What you will do »
Print the data from the line containing "Text: (after Prest, 1969): (after" through the line containing "Text: A: A (468, 17, 482, 34)", both included, exactly as they stand.

Dataset excerpts »
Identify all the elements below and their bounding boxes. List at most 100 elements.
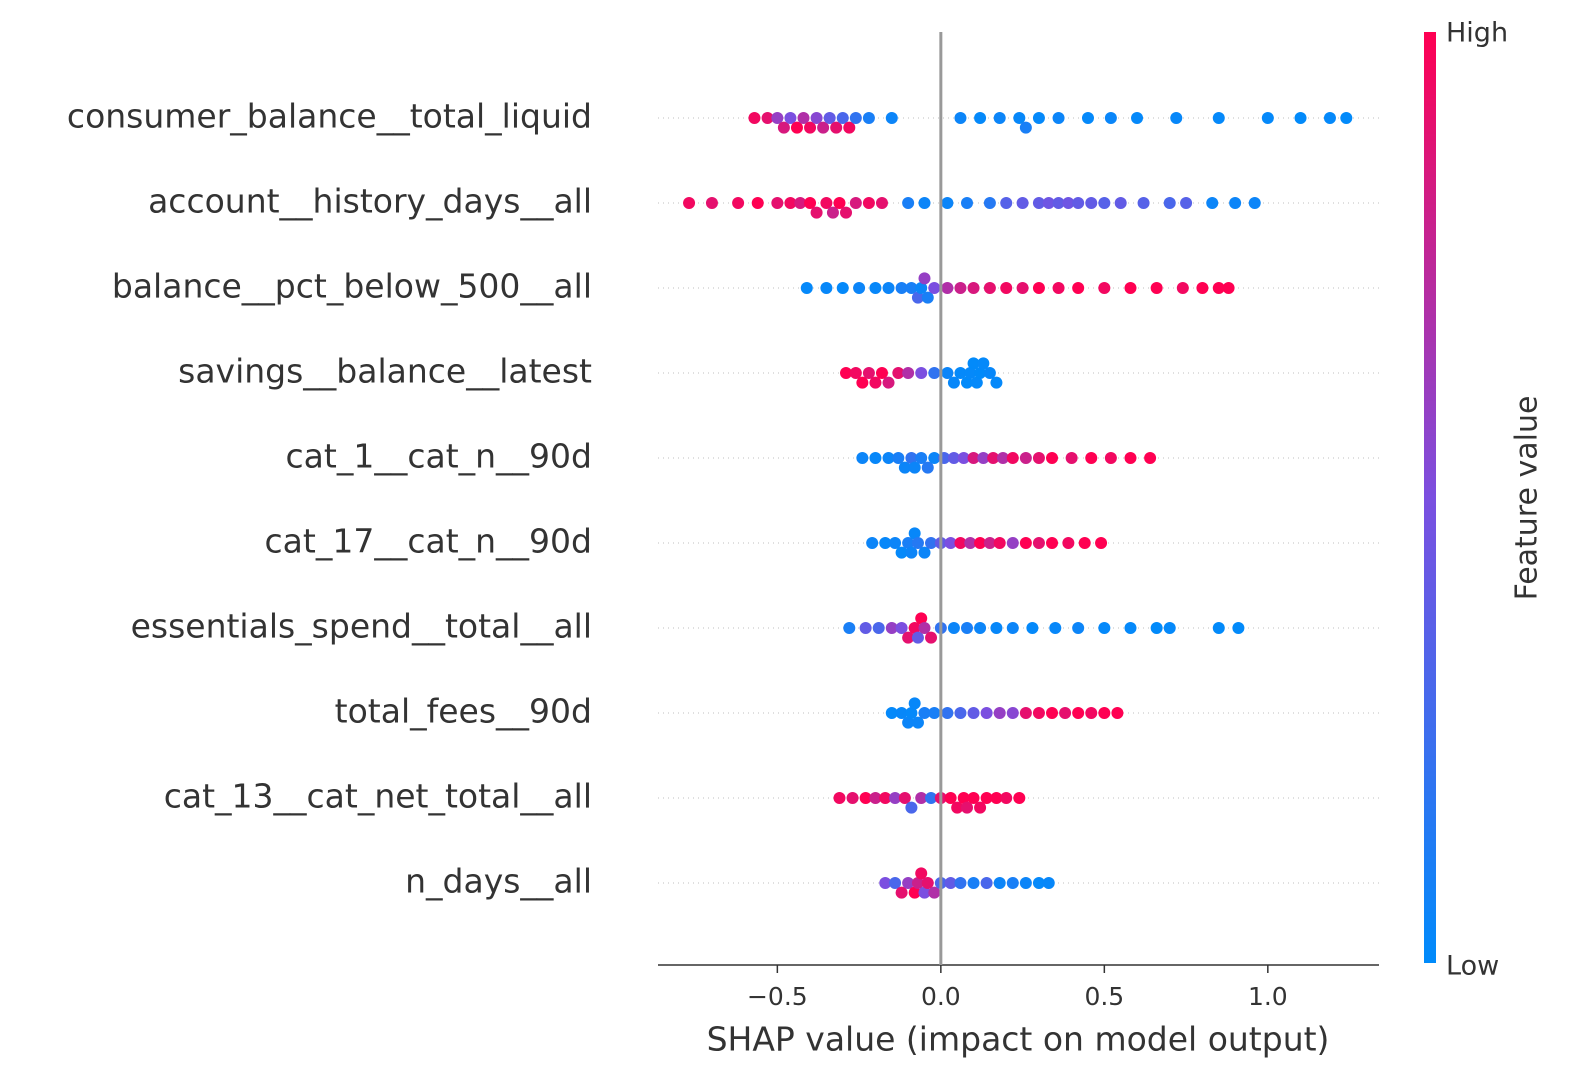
- point: [1032, 112, 1045, 124]
- point: [974, 112, 987, 124]
- point: [961, 376, 973, 389]
- point: [889, 792, 902, 804]
- point: [980, 707, 993, 719]
- point: [892, 367, 905, 379]
- point: [1114, 197, 1127, 209]
- point: [974, 622, 987, 634]
- point: [836, 282, 849, 294]
- point: [1062, 537, 1075, 549]
- point: [1006, 707, 1019, 719]
- point: [921, 291, 934, 304]
- point: [1019, 707, 1032, 719]
- point: [911, 537, 924, 549]
- point: [856, 452, 869, 464]
- point: [836, 112, 849, 124]
- point: [902, 197, 915, 209]
- point: [1000, 792, 1013, 804]
- point: [1032, 877, 1045, 889]
- point: [1046, 707, 1059, 719]
- point: [954, 367, 967, 379]
- point: [1032, 282, 1045, 294]
- point: [908, 697, 921, 710]
- point: [915, 792, 928, 804]
- point: [1019, 877, 1032, 889]
- point: [840, 206, 853, 219]
- point: [1176, 282, 1189, 294]
- point: [892, 452, 905, 464]
- point: [902, 367, 915, 379]
- point: [905, 801, 918, 814]
- point: [941, 707, 954, 719]
- point: [993, 112, 1006, 124]
- point: [862, 197, 875, 209]
- point: [983, 282, 996, 294]
- point: [964, 537, 977, 549]
- point: [977, 452, 990, 464]
- point: [1062, 197, 1075, 209]
- point: [840, 367, 853, 379]
- y-tick-label: n_days__all: [405, 862, 592, 901]
- point: [804, 121, 817, 134]
- point: [705, 197, 718, 209]
- point: [993, 707, 1006, 719]
- point: [983, 537, 996, 549]
- point: [820, 282, 833, 294]
- point: [1212, 112, 1225, 124]
- point: [947, 452, 960, 464]
- point: [990, 792, 1003, 804]
- point: [974, 801, 987, 814]
- point: [928, 367, 941, 379]
- point: [846, 792, 859, 804]
- point: [1006, 452, 1019, 464]
- point: [879, 537, 892, 549]
- point: [967, 707, 980, 719]
- point: [980, 792, 993, 804]
- point: [882, 376, 895, 389]
- point: [790, 121, 803, 134]
- point: [1104, 452, 1117, 464]
- point: [1016, 282, 1029, 294]
- point: [1065, 452, 1078, 464]
- point: [1150, 622, 1163, 634]
- point: [683, 197, 696, 209]
- point: [875, 367, 888, 379]
- point: [1046, 452, 1059, 464]
- colorbar-label: Feature value: [1510, 396, 1545, 601]
- point: [895, 546, 908, 559]
- point: [817, 121, 830, 134]
- point: [1124, 282, 1137, 294]
- point: [911, 716, 924, 729]
- point: [915, 282, 928, 294]
- point: [954, 877, 967, 889]
- point: [784, 197, 797, 209]
- point: [918, 197, 931, 209]
- point: [915, 367, 928, 379]
- point: [1042, 197, 1055, 209]
- y-tick-label: consumer_balance__total_liquid: [67, 97, 592, 136]
- point: [889, 877, 902, 889]
- point: [1104, 112, 1117, 124]
- point: [879, 877, 892, 889]
- point: [1052, 197, 1065, 209]
- point: [1006, 622, 1019, 634]
- point: [882, 282, 895, 294]
- point: [941, 197, 954, 209]
- y-tick-label: cat_1__cat_n__90d: [286, 437, 592, 476]
- point: [1261, 112, 1274, 124]
- point: [856, 376, 869, 389]
- point: [961, 801, 973, 814]
- point: [1046, 537, 1059, 549]
- point: [898, 461, 911, 474]
- point: [1098, 707, 1111, 719]
- point: [902, 877, 915, 889]
- point: [918, 707, 931, 719]
- point: [970, 376, 983, 389]
- point: [1049, 622, 1062, 634]
- point: [866, 537, 879, 549]
- point: [905, 452, 918, 464]
- x-tick-label: −0.5: [747, 982, 808, 1011]
- point: [1013, 792, 1026, 804]
- point: [967, 877, 980, 889]
- point: [895, 707, 908, 719]
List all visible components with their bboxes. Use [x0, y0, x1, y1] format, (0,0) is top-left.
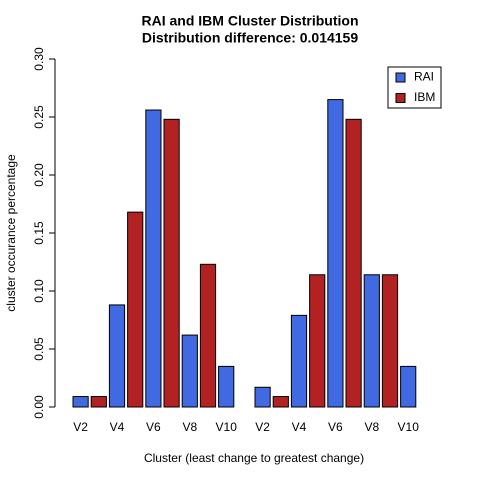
y-axis-label: cluster occurance percentage [4, 154, 18, 312]
y-tick-label: 0.05 [32, 337, 46, 361]
bar [90, 396, 107, 408]
bar [127, 211, 144, 408]
x-tick-label: V2 [73, 420, 88, 434]
bar [381, 274, 399, 408]
x-tick-label: V10 [216, 420, 238, 434]
x-tick-label: V4 [110, 420, 125, 434]
bar [254, 386, 271, 408]
y-tick-label: 0.00 [32, 395, 46, 419]
x-tick-label: V8 [364, 420, 379, 434]
chart-title: RAI and IBM Cluster Distribution [142, 13, 359, 29]
y-tick-label: 0.20 [32, 163, 46, 187]
bar [218, 365, 235, 408]
x-tick-label: V10 [398, 420, 420, 434]
y-tick-label: 0.25 [32, 105, 46, 129]
bar [327, 99, 344, 408]
x-tick-label: V2 [255, 420, 270, 434]
bar [400, 365, 417, 408]
bar [145, 109, 162, 408]
x-tick-label: V4 [292, 420, 307, 434]
legend-swatch [395, 72, 406, 83]
bar [272, 396, 289, 408]
bar [290, 314, 308, 408]
bar [181, 334, 198, 408]
y-tick-label: 0.30 [32, 47, 46, 71]
bar [108, 304, 126, 408]
x-tick-label: V6 [146, 420, 161, 434]
legend-label: RAI [414, 70, 434, 84]
bar [363, 274, 380, 408]
bar [72, 396, 89, 408]
chart-subtitle: Distribution difference: 0.014159 [142, 30, 359, 46]
y-tick-label: 0.10 [32, 279, 46, 303]
bar [309, 274, 326, 408]
legend-swatch [395, 93, 406, 103]
bar [199, 263, 217, 408]
x-axis-label: Cluster (least change to greatest change… [144, 451, 364, 465]
x-tick-label: V8 [182, 420, 197, 434]
x-tick-label: V6 [328, 420, 343, 434]
legend-label: IBM [414, 90, 435, 104]
bar [163, 118, 180, 408]
y-tick-label: 0.15 [32, 221, 46, 245]
bar [345, 118, 362, 408]
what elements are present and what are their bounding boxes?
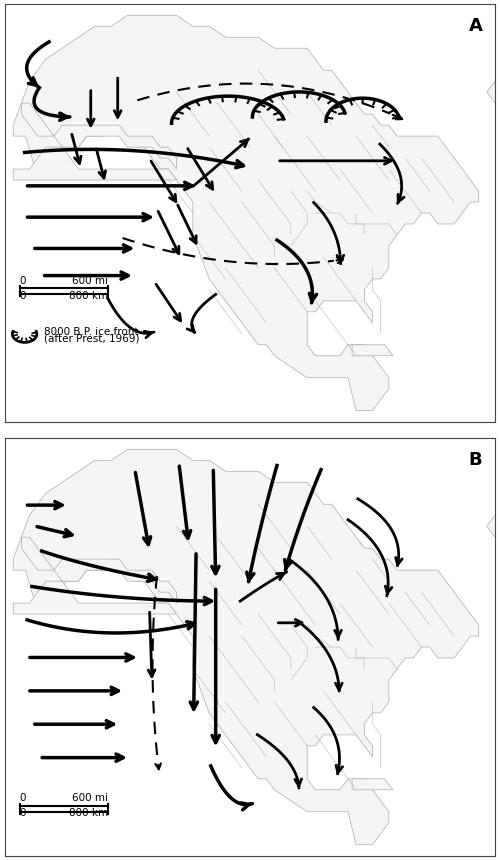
Text: (after Prest, 1969): (after Prest, 1969) (44, 333, 140, 343)
Text: 800 km: 800 km (69, 291, 108, 300)
Polygon shape (487, 15, 500, 136)
Text: B: B (468, 451, 482, 469)
Text: 800 km: 800 km (69, 808, 108, 818)
Polygon shape (352, 345, 393, 356)
Polygon shape (487, 449, 500, 570)
Polygon shape (13, 103, 176, 180)
Text: 0: 0 (20, 808, 26, 818)
Polygon shape (13, 449, 478, 845)
Text: 0: 0 (20, 276, 26, 286)
Text: 0: 0 (20, 794, 26, 803)
Polygon shape (13, 538, 176, 614)
Text: 0: 0 (20, 291, 26, 300)
Polygon shape (352, 779, 393, 789)
Text: 600 mi: 600 mi (72, 794, 108, 803)
Text: 600 mi: 600 mi (72, 276, 108, 286)
Text: 8000 B.P. ice front: 8000 B.P. ice front (44, 327, 138, 337)
Polygon shape (13, 15, 478, 411)
Text: A: A (468, 17, 482, 34)
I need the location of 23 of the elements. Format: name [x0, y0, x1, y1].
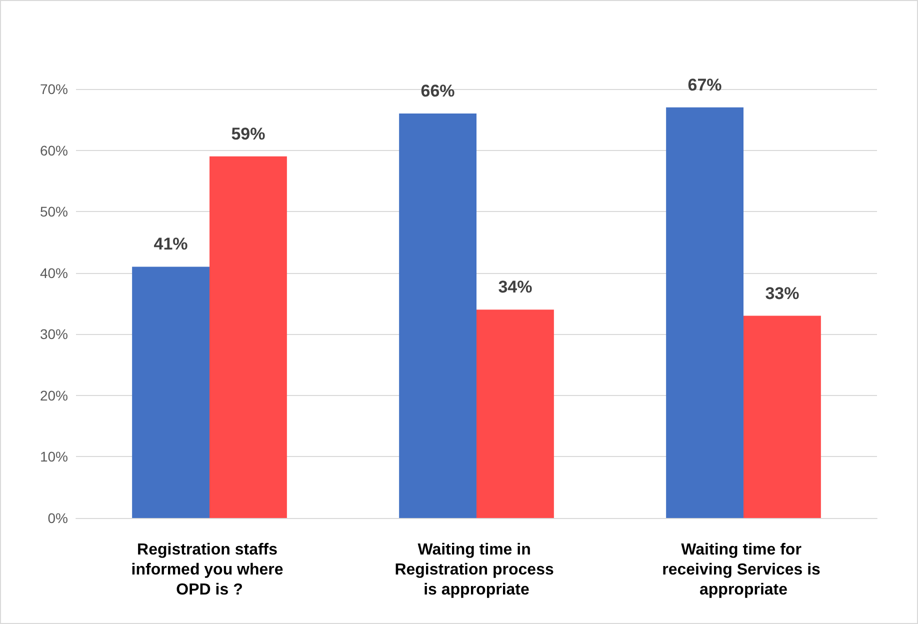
data-label: 66%: [420, 82, 455, 101]
bar: [744, 316, 821, 518]
x-tick-label: Registration staffs informed you where OPD is ?: [131, 542, 288, 598]
y-tick-label: 10%: [40, 448, 68, 465]
bar: [666, 107, 744, 518]
data-label: 59%: [231, 124, 266, 144]
data-label: 33%: [765, 284, 800, 303]
data-label: 41%: [154, 234, 188, 254]
bar: [210, 156, 287, 518]
y-tick-label: 30%: [40, 326, 68, 342]
y-tick-label: 50%: [40, 204, 68, 220]
x-tick-label: Waiting time for receiving Services is appropriate: [662, 542, 825, 598]
bar: [399, 114, 476, 518]
y-tick-label: 20%: [40, 387, 68, 404]
y-tick-label: 60%: [40, 142, 68, 158]
bar: [132, 266, 210, 518]
y-tick-label: 70%: [40, 81, 68, 97]
x-tick-label: Waiting time in Registration process is appropriate: [394, 542, 558, 598]
bar: [476, 310, 554, 518]
y-tick-label: 40%: [40, 264, 68, 281]
y-tick-label: 0%: [48, 510, 68, 526]
data-label: 67%: [688, 75, 722, 94]
data-label: 34%: [498, 278, 532, 297]
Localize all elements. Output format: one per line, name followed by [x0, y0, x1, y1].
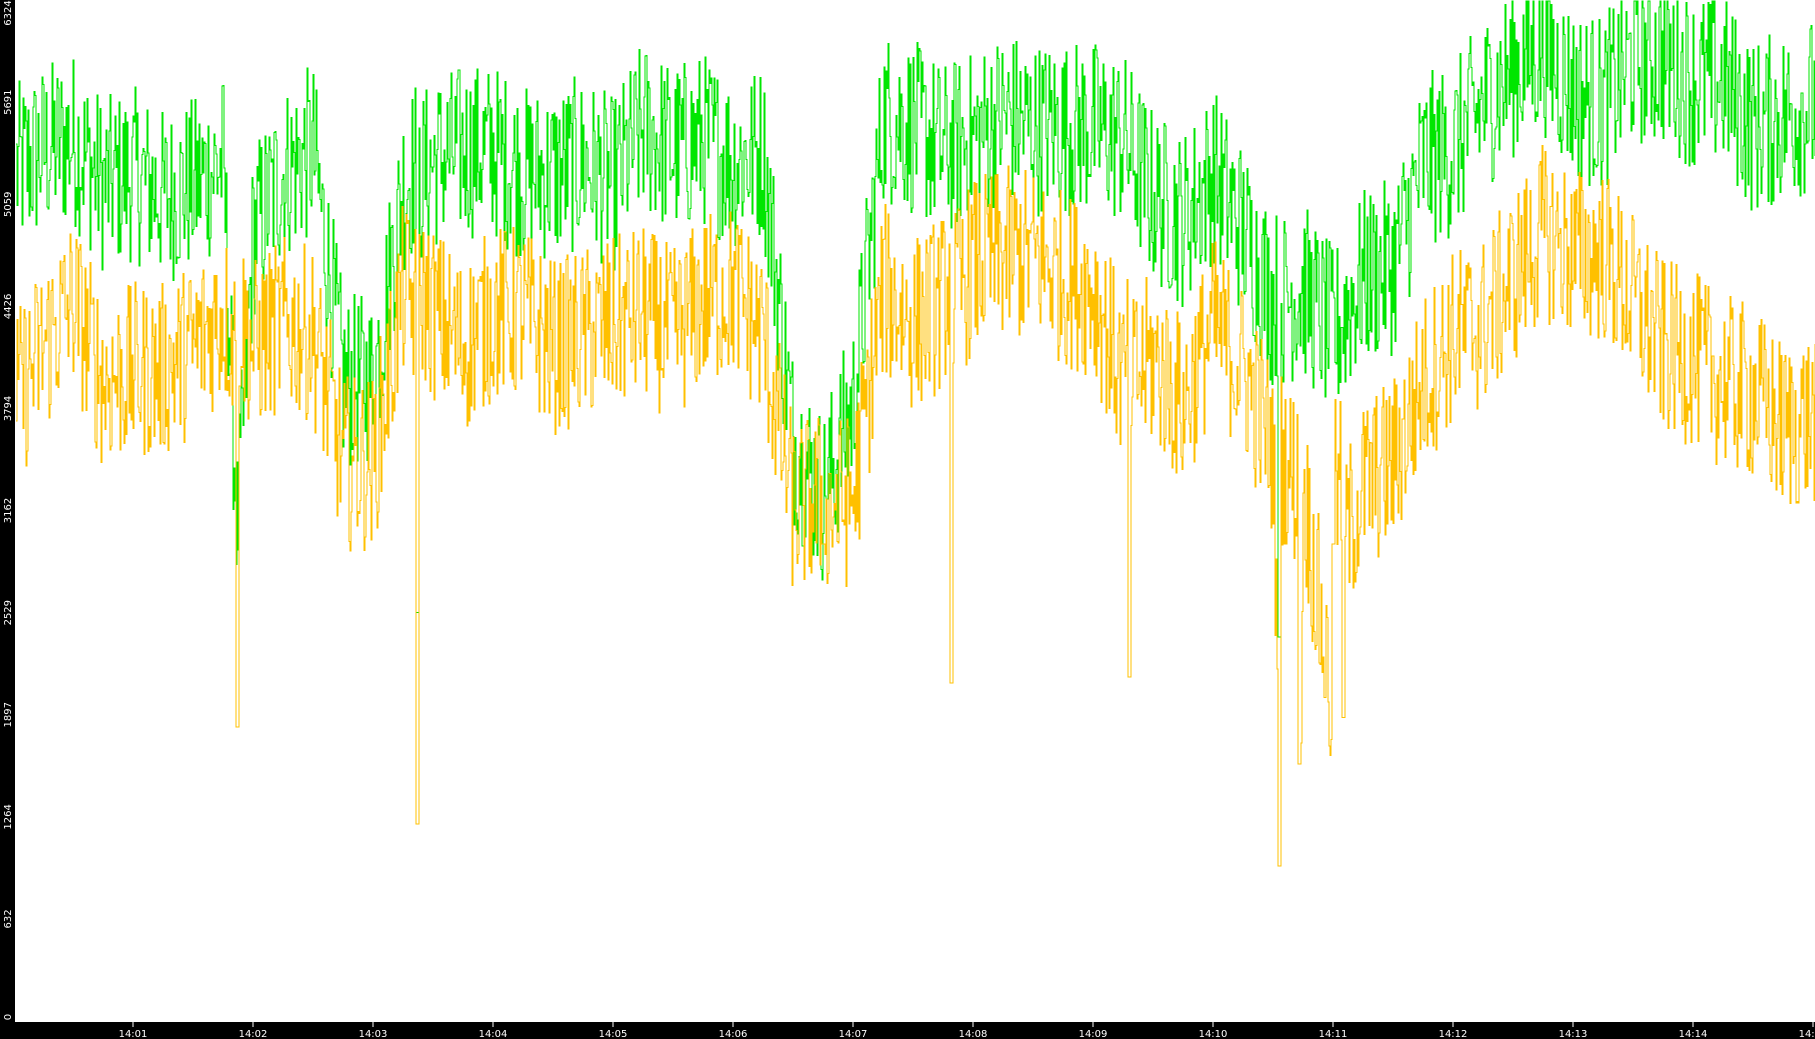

Solution to this problem »
Text: (after Prest, 1969): (after Prest, 1969) (44, 333, 140, 343)
Text: 800 km: 800 km (69, 291, 108, 300)
Polygon shape (487, 15, 500, 136)
Text: B: B (468, 451, 482, 469)
Text: 800 km: 800 km (69, 808, 108, 818)
Polygon shape (352, 345, 393, 356)
Polygon shape (487, 449, 500, 570)
Polygon shape (13, 103, 176, 180)
Text: 0: 0 (20, 808, 26, 818)
Polygon shape (13, 449, 478, 845)
Text: 0: 0 (20, 276, 26, 286)
Text: 0: 0 (20, 794, 26, 803)
Polygon shape (13, 538, 176, 614)
Text: 0: 0 (20, 291, 26, 300)
Polygon shape (352, 779, 393, 789)
Text: 600 mi: 600 mi (72, 794, 108, 803)
Text: 600 mi: 600 mi (72, 276, 108, 286)
Text: 8000 B.P. ice front: 8000 B.P. ice front (44, 327, 138, 337)
Polygon shape (13, 15, 478, 411)
Text: A: A (468, 17, 482, 34)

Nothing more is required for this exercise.